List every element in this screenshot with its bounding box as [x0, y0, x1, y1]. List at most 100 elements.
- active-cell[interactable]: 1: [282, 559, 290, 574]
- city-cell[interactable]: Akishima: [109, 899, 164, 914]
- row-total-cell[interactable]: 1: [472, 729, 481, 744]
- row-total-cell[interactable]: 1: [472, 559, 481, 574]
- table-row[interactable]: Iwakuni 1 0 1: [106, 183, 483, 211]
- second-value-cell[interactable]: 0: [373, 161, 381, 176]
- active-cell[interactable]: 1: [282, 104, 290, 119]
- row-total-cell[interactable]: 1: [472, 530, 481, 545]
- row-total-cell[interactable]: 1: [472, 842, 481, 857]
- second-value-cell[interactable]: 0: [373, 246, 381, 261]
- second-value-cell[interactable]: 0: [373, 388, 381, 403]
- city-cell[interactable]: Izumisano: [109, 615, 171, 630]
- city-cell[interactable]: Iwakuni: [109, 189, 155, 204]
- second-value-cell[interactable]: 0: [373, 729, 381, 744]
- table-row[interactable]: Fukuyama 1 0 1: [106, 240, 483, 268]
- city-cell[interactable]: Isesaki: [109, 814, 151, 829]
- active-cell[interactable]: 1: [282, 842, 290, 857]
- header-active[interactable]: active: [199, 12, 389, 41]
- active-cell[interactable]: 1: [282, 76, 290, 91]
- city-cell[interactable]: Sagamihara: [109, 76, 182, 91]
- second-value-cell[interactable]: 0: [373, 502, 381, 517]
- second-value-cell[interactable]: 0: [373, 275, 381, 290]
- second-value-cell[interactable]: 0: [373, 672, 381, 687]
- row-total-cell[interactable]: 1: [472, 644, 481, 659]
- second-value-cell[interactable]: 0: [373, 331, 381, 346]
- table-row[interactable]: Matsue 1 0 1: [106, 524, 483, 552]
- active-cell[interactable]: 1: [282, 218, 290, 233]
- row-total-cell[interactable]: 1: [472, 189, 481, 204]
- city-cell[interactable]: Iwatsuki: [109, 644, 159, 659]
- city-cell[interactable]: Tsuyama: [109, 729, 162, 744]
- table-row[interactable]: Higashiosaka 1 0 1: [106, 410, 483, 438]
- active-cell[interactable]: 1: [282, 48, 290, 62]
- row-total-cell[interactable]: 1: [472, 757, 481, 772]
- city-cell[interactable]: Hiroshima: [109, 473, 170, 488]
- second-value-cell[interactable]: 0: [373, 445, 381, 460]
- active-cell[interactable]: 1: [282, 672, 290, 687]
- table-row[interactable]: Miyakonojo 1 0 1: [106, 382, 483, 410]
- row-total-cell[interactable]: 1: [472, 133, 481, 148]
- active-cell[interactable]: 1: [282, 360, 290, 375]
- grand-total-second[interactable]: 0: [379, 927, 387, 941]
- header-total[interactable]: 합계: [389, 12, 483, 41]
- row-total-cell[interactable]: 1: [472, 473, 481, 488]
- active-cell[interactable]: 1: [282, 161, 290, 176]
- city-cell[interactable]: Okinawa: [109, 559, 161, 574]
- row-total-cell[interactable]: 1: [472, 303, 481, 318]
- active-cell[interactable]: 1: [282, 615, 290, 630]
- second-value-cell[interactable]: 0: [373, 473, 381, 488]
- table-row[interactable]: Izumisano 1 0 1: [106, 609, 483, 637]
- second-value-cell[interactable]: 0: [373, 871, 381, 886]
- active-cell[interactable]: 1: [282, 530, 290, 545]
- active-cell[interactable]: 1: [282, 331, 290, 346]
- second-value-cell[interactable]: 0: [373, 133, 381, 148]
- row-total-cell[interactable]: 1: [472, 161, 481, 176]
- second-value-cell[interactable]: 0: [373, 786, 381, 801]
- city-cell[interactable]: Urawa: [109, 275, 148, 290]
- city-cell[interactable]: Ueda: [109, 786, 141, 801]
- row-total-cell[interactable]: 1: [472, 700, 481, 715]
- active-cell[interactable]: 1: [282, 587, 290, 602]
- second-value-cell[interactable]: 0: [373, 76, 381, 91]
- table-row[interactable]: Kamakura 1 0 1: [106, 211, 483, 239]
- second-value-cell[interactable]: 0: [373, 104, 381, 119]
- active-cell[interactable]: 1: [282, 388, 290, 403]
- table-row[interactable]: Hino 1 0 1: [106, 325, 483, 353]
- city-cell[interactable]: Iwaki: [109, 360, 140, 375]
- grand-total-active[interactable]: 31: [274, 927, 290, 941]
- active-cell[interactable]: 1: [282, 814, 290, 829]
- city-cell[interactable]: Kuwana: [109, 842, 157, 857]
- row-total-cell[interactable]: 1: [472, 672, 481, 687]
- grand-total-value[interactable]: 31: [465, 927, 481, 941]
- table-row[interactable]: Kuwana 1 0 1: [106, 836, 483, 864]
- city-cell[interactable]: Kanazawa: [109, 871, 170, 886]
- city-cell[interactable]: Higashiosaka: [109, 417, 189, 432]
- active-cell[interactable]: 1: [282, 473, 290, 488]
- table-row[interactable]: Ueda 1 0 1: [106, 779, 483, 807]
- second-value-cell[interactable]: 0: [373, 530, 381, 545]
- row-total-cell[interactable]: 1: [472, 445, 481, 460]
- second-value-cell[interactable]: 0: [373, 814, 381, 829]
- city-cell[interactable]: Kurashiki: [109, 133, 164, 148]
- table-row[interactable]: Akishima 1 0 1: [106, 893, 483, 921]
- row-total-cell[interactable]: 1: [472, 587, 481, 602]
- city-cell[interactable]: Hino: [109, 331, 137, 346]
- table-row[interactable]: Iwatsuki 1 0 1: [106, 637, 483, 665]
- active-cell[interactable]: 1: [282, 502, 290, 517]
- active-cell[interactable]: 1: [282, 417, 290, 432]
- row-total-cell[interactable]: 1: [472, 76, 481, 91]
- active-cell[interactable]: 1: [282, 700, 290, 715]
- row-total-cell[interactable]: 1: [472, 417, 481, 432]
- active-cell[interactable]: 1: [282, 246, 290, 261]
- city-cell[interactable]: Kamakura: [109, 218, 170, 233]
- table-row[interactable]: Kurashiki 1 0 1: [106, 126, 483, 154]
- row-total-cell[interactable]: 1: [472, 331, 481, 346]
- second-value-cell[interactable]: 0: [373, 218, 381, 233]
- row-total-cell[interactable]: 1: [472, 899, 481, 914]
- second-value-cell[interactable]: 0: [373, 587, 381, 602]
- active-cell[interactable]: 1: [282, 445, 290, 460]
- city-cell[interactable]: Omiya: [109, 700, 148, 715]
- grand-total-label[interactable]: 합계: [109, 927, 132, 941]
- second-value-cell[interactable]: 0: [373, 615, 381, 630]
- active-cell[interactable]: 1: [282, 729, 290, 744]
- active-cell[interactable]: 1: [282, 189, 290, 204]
::::
Reproduce the records above, replacing every occurrence of "second-value-cell" with "inactive-count-cell" and leaving everything else unchanged.

> **Task solution**
List every element in this screenshot with its bounding box as [x0, y0, x1, y1]. List at most 100 elements.
- active-cell[interactable]: 1: [282, 559, 290, 574]
- city-cell[interactable]: Akishima: [109, 899, 164, 914]
- row-total-cell[interactable]: 1: [472, 729, 481, 744]
- row-total-cell[interactable]: 1: [472, 559, 481, 574]
- table-row[interactable]: Iwakuni 1 0 1: [106, 183, 483, 211]
- inactive-count-cell[interactable]: 0: [373, 161, 381, 176]
- active-cell[interactable]: 1: [282, 104, 290, 119]
- row-total-cell[interactable]: 1: [472, 530, 481, 545]
- row-total-cell[interactable]: 1: [472, 842, 481, 857]
- inactive-count-cell[interactable]: 0: [373, 246, 381, 261]
- inactive-count-cell[interactable]: 0: [373, 388, 381, 403]
- city-cell[interactable]: Izumisano: [109, 615, 171, 630]
- city-cell[interactable]: Iwakuni: [109, 189, 155, 204]
- inactive-count-cell[interactable]: 0: [373, 729, 381, 744]
- table-row[interactable]: Fukuyama 1 0 1: [106, 240, 483, 268]
- city-cell[interactable]: Isesaki: [109, 814, 151, 829]
- active-cell[interactable]: 1: [282, 842, 290, 857]
- header-active[interactable]: active: [199, 12, 389, 41]
- active-cell[interactable]: 1: [282, 76, 290, 91]
- city-cell[interactable]: Sagamihara: [109, 76, 182, 91]
- inactive-count-cell[interactable]: 0: [373, 502, 381, 517]
- inactive-count-cell[interactable]: 0: [373, 275, 381, 290]
- inactive-count-cell[interactable]: 0: [373, 672, 381, 687]
- row-total-cell[interactable]: 1: [472, 644, 481, 659]
- inactive-count-cell[interactable]: 0: [373, 331, 381, 346]
- table-row[interactable]: Matsue 1 0 1: [106, 524, 483, 552]
- active-cell[interactable]: 1: [282, 218, 290, 233]
- row-total-cell[interactable]: 1: [472, 189, 481, 204]
- city-cell[interactable]: Iwatsuki: [109, 644, 159, 659]
- city-cell[interactable]: Tsuyama: [109, 729, 162, 744]
- table-row[interactable]: Higashiosaka 1 0 1: [106, 410, 483, 438]
- active-cell[interactable]: 1: [282, 48, 290, 62]
- row-total-cell[interactable]: 1: [472, 757, 481, 772]
- city-cell[interactable]: Hiroshima: [109, 473, 170, 488]
- inactive-count-cell[interactable]: 0: [373, 445, 381, 460]
- active-cell[interactable]: 1: [282, 672, 290, 687]
- table-row[interactable]: Miyakonojo 1 0 1: [106, 382, 483, 410]
- row-total-cell[interactable]: 1: [472, 133, 481, 148]
- active-cell[interactable]: 1: [282, 360, 290, 375]
- grand-total-second[interactable]: 0: [379, 927, 387, 941]
- header-total[interactable]: 합계: [389, 12, 483, 41]
- row-total-cell[interactable]: 1: [472, 473, 481, 488]
- active-cell[interactable]: 1: [282, 161, 290, 176]
- city-cell[interactable]: Okinawa: [109, 559, 161, 574]
- row-total-cell[interactable]: 1: [472, 303, 481, 318]
- active-cell[interactable]: 1: [282, 615, 290, 630]
- inactive-count-cell[interactable]: 0: [373, 473, 381, 488]
- table-row[interactable]: Izumisano 1 0 1: [106, 609, 483, 637]
- inactive-count-cell[interactable]: 0: [373, 871, 381, 886]
- active-cell[interactable]: 1: [282, 530, 290, 545]
- active-cell[interactable]: 1: [282, 331, 290, 346]
- inactive-count-cell[interactable]: 0: [373, 133, 381, 148]
- row-total-cell[interactable]: 1: [472, 161, 481, 176]
- inactive-count-cell[interactable]: 0: [373, 786, 381, 801]
- city-cell[interactable]: Urawa: [109, 275, 148, 290]
- city-cell[interactable]: Ueda: [109, 786, 141, 801]
- row-total-cell[interactable]: 1: [472, 700, 481, 715]
- active-cell[interactable]: 1: [282, 587, 290, 602]
- inactive-count-cell[interactable]: 0: [373, 76, 381, 91]
- table-row[interactable]: Kamakura 1 0 1: [106, 211, 483, 239]
- inactive-count-cell[interactable]: 0: [373, 104, 381, 119]
- active-cell[interactable]: 1: [282, 388, 290, 403]
- table-row[interactable]: Hino 1 0 1: [106, 325, 483, 353]
- city-cell[interactable]: Iwaki: [109, 360, 140, 375]
- grand-total-active[interactable]: 31: [274, 927, 290, 941]
- active-cell[interactable]: 1: [282, 814, 290, 829]
- city-cell[interactable]: Kuwana: [109, 842, 157, 857]
- row-total-cell[interactable]: 1: [472, 672, 481, 687]
- grand-total-value[interactable]: 31: [465, 927, 481, 941]
- table-row[interactable]: Kuwana 1 0 1: [106, 836, 483, 864]
- city-cell[interactable]: Kanazawa: [109, 871, 170, 886]
- city-cell[interactable]: Higashiosaka: [109, 417, 189, 432]
- active-cell[interactable]: 1: [282, 473, 290, 488]
- table-row[interactable]: Ueda 1 0 1: [106, 779, 483, 807]
- inactive-count-cell[interactable]: 0: [373, 530, 381, 545]
- row-total-cell[interactable]: 1: [472, 445, 481, 460]
- inactive-count-cell[interactable]: 0: [373, 814, 381, 829]
- city-cell[interactable]: Kurashiki: [109, 133, 164, 148]
- table-row[interactable]: Akishima 1 0 1: [106, 893, 483, 921]
- row-total-cell[interactable]: 1: [472, 587, 481, 602]
- city-cell[interactable]: Hino: [109, 331, 137, 346]
- table-row[interactable]: Iwatsuki 1 0 1: [106, 637, 483, 665]
- active-cell[interactable]: 1: [282, 502, 290, 517]
- active-cell[interactable]: 1: [282, 417, 290, 432]
- row-total-cell[interactable]: 1: [472, 76, 481, 91]
- active-cell[interactable]: 1: [282, 700, 290, 715]
- row-total-cell[interactable]: 1: [472, 417, 481, 432]
- active-cell[interactable]: 1: [282, 246, 290, 261]
- city-cell[interactable]: Kamakura: [109, 218, 170, 233]
- table-row[interactable]: Kurashiki 1 0 1: [106, 126, 483, 154]
- row-total-cell[interactable]: 1: [472, 331, 481, 346]
- inactive-count-cell[interactable]: 0: [373, 218, 381, 233]
- row-total-cell[interactable]: 1: [472, 899, 481, 914]
- inactive-count-cell[interactable]: 0: [373, 587, 381, 602]
- active-cell[interactable]: 1: [282, 445, 290, 460]
- city-cell[interactable]: Omiya: [109, 700, 148, 715]
- grand-total-label[interactable]: 합계: [109, 927, 132, 941]
- inactive-count-cell[interactable]: 0: [373, 615, 381, 630]
- active-cell[interactable]: 1: [282, 729, 290, 744]
- active-cell[interactable]: 1: [282, 189, 290, 204]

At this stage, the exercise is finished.